## 原文节选
Python爬虫 | 正则表达式的基础语法

最新推荐文章于 2022-11-22 10:59:21 发布

乐温

最新推荐文章于 2022-11-22 10:59:21 发布

阅读量163

点赞数 2

分类专栏： python 爬虫文章标签： python 爬虫

本文链接：https://blog.csdn.net/zhengrong9/article/details/110010616

版权

python 同时被 2 个专栏收录

15 篇文章 2 订阅

订阅专栏

爬虫

2 篇文章 0 订阅

订阅专栏

本文详细介绍了正则表达式的基本概念、元字符、重复次数、字符表示及在Python中的使用，包括re模块的核心函数。通过实例展示了如何匹配、搜索、分组、替换文本，以及在爬虫中的应用。同时讲解了贪婪与非贪婪模式，并提供了匹配中文的示例。

摘要由CSDN通过智能技术生成

正则表达式，又称规则表达式，是一个特殊的字符串序列，是由普通字符和特殊字符（元字符）组成的文字模式。通常被用来检索、替换那些符合该模式的文本。如：判断手机号是否合法，匹配日期等等。

例题一：匹配一篇英文文献中的所有we单词

文本：we are well welcome.

## 给定题目 A
请根据这篇正则表达式文章回答：
(i) 正则表达式又被称为什么？
(ii) 例题一要求匹配什么？
(iii) python 这篇文章同时被几个专栏收录？
## 给定题目 B
从这篇正则表达式文章中摘出“本文详细介绍了正则表达式的基”与“机号是否合法，匹配日期等等。”之间的文字，两端包括在内，一字不改。
这些记录取自另外的来源。

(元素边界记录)
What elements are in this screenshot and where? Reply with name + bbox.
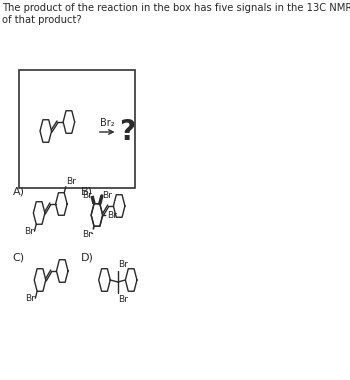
Text: Br: Br xyxy=(66,177,76,186)
Text: Br₂: Br₂ xyxy=(100,118,114,128)
Text: Br: Br xyxy=(24,227,34,236)
Text: Br: Br xyxy=(118,295,128,304)
Text: Br: Br xyxy=(25,294,35,303)
Text: A): A) xyxy=(13,187,25,197)
FancyBboxPatch shape xyxy=(19,70,135,188)
Text: C): C) xyxy=(13,252,25,262)
Text: Br: Br xyxy=(82,230,92,239)
Text: Br: Br xyxy=(107,212,117,220)
Text: D): D) xyxy=(81,252,94,262)
Text: The product of the reaction in the box has five signals in the 13C NMR. What is : The product of the reaction in the box h… xyxy=(2,3,350,25)
Text: Br: Br xyxy=(82,192,92,200)
Text: Br: Br xyxy=(118,260,128,269)
Text: ?: ? xyxy=(119,118,135,146)
Text: B): B) xyxy=(81,187,93,197)
Text: Br: Br xyxy=(102,192,112,200)
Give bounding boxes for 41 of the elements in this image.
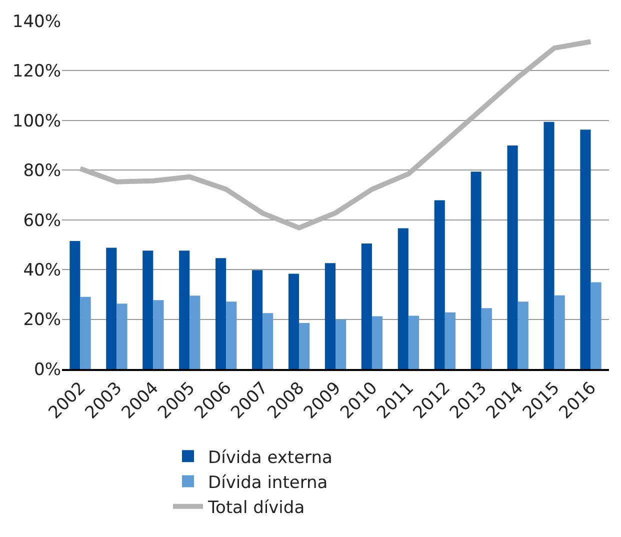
bar	[361, 243, 372, 369]
bar	[590, 282, 602, 369]
bar	[434, 200, 445, 369]
y-tick-label: 120%	[12, 62, 61, 82]
bar	[518, 302, 528, 369]
y-tick-label: 80%	[23, 161, 61, 182]
bar	[190, 296, 200, 369]
legend-label: Total dívida	[207, 498, 305, 518]
bar	[80, 296, 91, 369]
bar	[444, 312, 456, 369]
y-tick-label: 40%	[23, 260, 61, 281]
bar	[481, 308, 492, 369]
bar	[544, 122, 554, 369]
bar	[252, 270, 263, 369]
y-tick-label: 20%	[23, 310, 61, 330]
y-tick-label: 100%	[12, 111, 61, 132]
legend-label: Dívida interna	[208, 472, 328, 493]
bar	[262, 313, 274, 369]
bar	[216, 258, 226, 369]
y-tick-label: 140%	[12, 12, 61, 32]
bar	[106, 248, 117, 369]
bar	[153, 300, 164, 369]
bar	[554, 295, 565, 369]
y-tick-label: 60%	[23, 210, 61, 231]
bar	[398, 228, 408, 369]
bar	[288, 274, 300, 369]
bar	[408, 316, 420, 369]
bar	[142, 250, 154, 369]
bar	[226, 302, 237, 369]
bar	[179, 250, 190, 369]
bar	[580, 130, 591, 369]
bar	[372, 316, 383, 369]
y-tick-label: 0%	[34, 360, 61, 380]
bar	[507, 146, 518, 369]
bar	[470, 172, 482, 369]
bar	[116, 304, 128, 369]
bar	[324, 263, 336, 369]
bar	[336, 320, 346, 369]
bar	[299, 323, 310, 369]
bar	[70, 240, 80, 369]
legend-label: Dívida externa	[208, 448, 332, 468]
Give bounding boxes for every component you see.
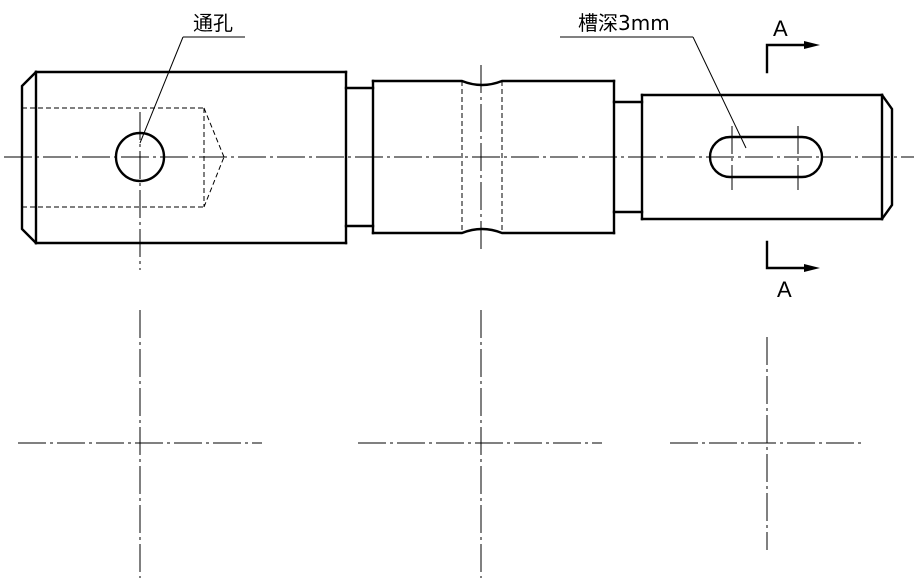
section-letter-top: A xyxy=(773,16,788,41)
left-shaft-section xyxy=(20,70,348,245)
right-shaft-section xyxy=(640,93,894,221)
keyway-slot xyxy=(708,135,824,179)
section-cut-top xyxy=(765,41,820,74)
right-neck xyxy=(612,100,644,214)
section-view-right-centerlines xyxy=(670,337,865,550)
section-view-middle-centerlines xyxy=(358,310,602,578)
section-cut-bottom xyxy=(765,240,820,272)
slot-depth-annotation: 槽深3mm xyxy=(578,11,670,35)
section-letter-bottom: A xyxy=(777,277,792,302)
middle-shaft-section xyxy=(371,79,616,235)
through-hole-leader xyxy=(139,36,245,144)
left-neck xyxy=(344,86,375,228)
through-hole-annotation: 通孔 xyxy=(193,11,233,35)
slot-depth-leader xyxy=(560,36,747,149)
section-view-left-centerlines xyxy=(18,310,262,578)
blind-bore-hidden-lines xyxy=(22,107,225,208)
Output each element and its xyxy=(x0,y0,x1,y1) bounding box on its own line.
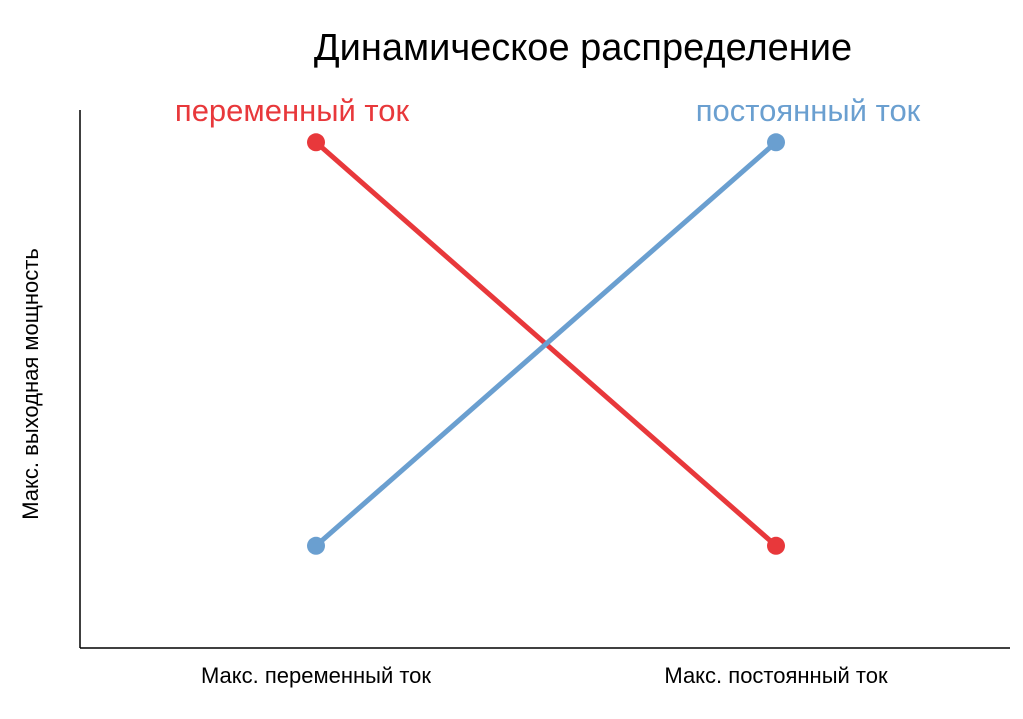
legend-label: переменный ток xyxy=(175,93,410,128)
x-tick-label: Макс. постоянный ток xyxy=(664,663,888,688)
data-point xyxy=(307,536,325,555)
data-point xyxy=(767,133,785,152)
data-point xyxy=(767,536,785,555)
series-line xyxy=(314,140,778,548)
x-tick-label: Макс. переменный ток xyxy=(201,663,431,688)
data-point xyxy=(307,133,325,152)
y-axis-label: Макс. выходная мощность xyxy=(18,248,43,520)
chart-title: Динамическое распределение xyxy=(314,27,852,69)
legend-label: постоянный ток xyxy=(696,93,921,128)
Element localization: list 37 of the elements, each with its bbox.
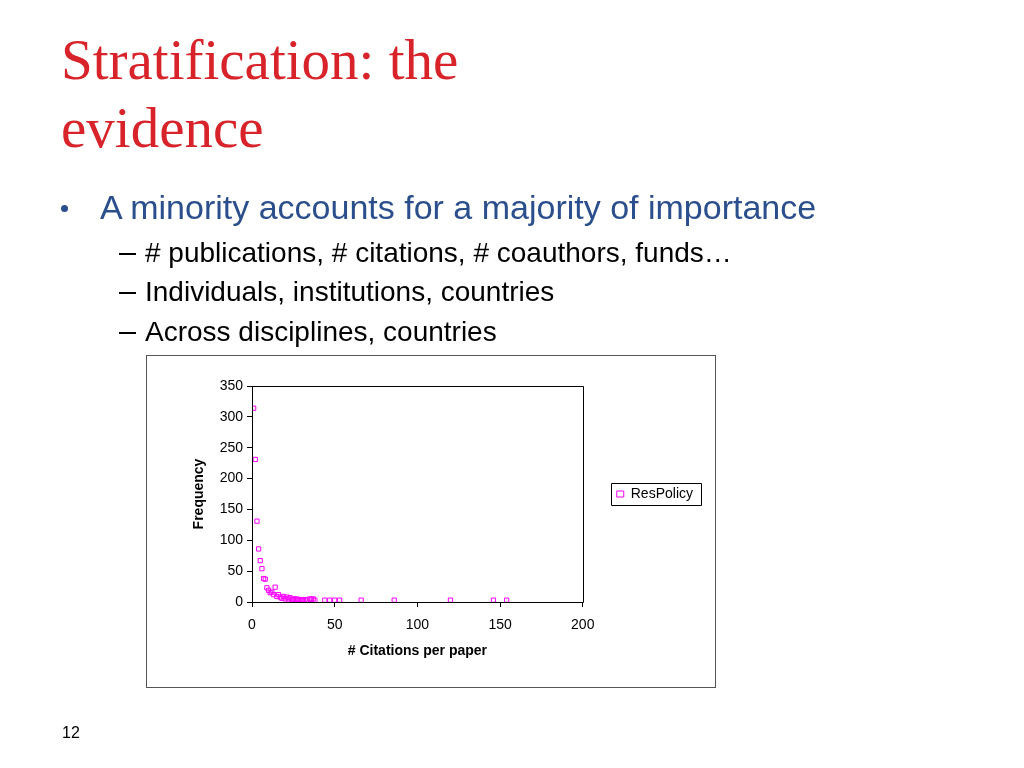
text: Individuals, institutions, countries: [145, 276, 555, 308]
x-tick-label: 100: [405, 616, 430, 633]
y-tick-label: 200: [219, 469, 244, 486]
point: [337, 597, 343, 602]
point: [327, 597, 333, 602]
y-tick-label: 300: [219, 407, 244, 424]
y-tick-label: 0: [235, 592, 244, 609]
point: [447, 597, 454, 602]
x-tick-label: 200: [571, 616, 595, 633]
point: [504, 597, 510, 602]
x-axis-title: # Citations per paper: [347, 642, 488, 659]
point: [332, 597, 338, 602]
y-tick-label: 350: [219, 376, 244, 393]
y-axis-title: Frequency: [190, 458, 207, 530]
text: Across disciplines, countries: [145, 316, 497, 348]
y-tick-label: 250: [219, 438, 244, 455]
point: [259, 566, 265, 572]
y-tick-label: 50: [227, 562, 244, 578]
point: [490, 597, 497, 602]
point: [254, 518, 260, 524]
y-tick-label: 150: [219, 500, 244, 517]
x-tick-label: 50: [326, 616, 343, 633]
point: [257, 558, 263, 564]
y-tick-label: 100: [219, 531, 244, 548]
text: 12: [62, 724, 80, 742]
point: [322, 597, 328, 602]
point: [255, 546, 262, 552]
point: [358, 597, 364, 602]
x-tick-label: 0: [248, 616, 257, 633]
text: A minority accounts for a majority of importance: [100, 187, 817, 227]
x-tick-label: 150: [488, 616, 512, 633]
chart-title: Stratification: the evidence: [61, 27, 460, 161]
point: [272, 584, 278, 590]
text: # publications, # citations, # coauthors, funds…: [145, 237, 732, 269]
legend-label: ResPolicy: [630, 484, 694, 501]
point: [252, 456, 258, 463]
point: [391, 597, 397, 602]
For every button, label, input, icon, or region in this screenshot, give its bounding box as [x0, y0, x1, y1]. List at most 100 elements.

## 习题答案 A
(i) 规则表达式。
(ii) 一篇英文文献中的所有we单词。
(iii) 2个专栏。

## 习题答案 B
本文详细介绍了正则表达式的基本概念、元字符、重复次数、字符表示及在Python中的使用，包括re模块的核心函数。通过实例展示了如何匹配、搜索、分组、替换文本，以及在爬虫中的应用。同时讲解了贪婪与非贪婪模式，并提供了匹配中文的示例。

摘要由CSDN通过智能技术生成

正则表达式，又称规则表达式，是一个特殊的字符串序列，是由普通字符和特殊字符（元字符）组成的文字模式。通常被用来检索、替换那些符合该模式的文本。如：判断手机号是否合法，匹配日期等等。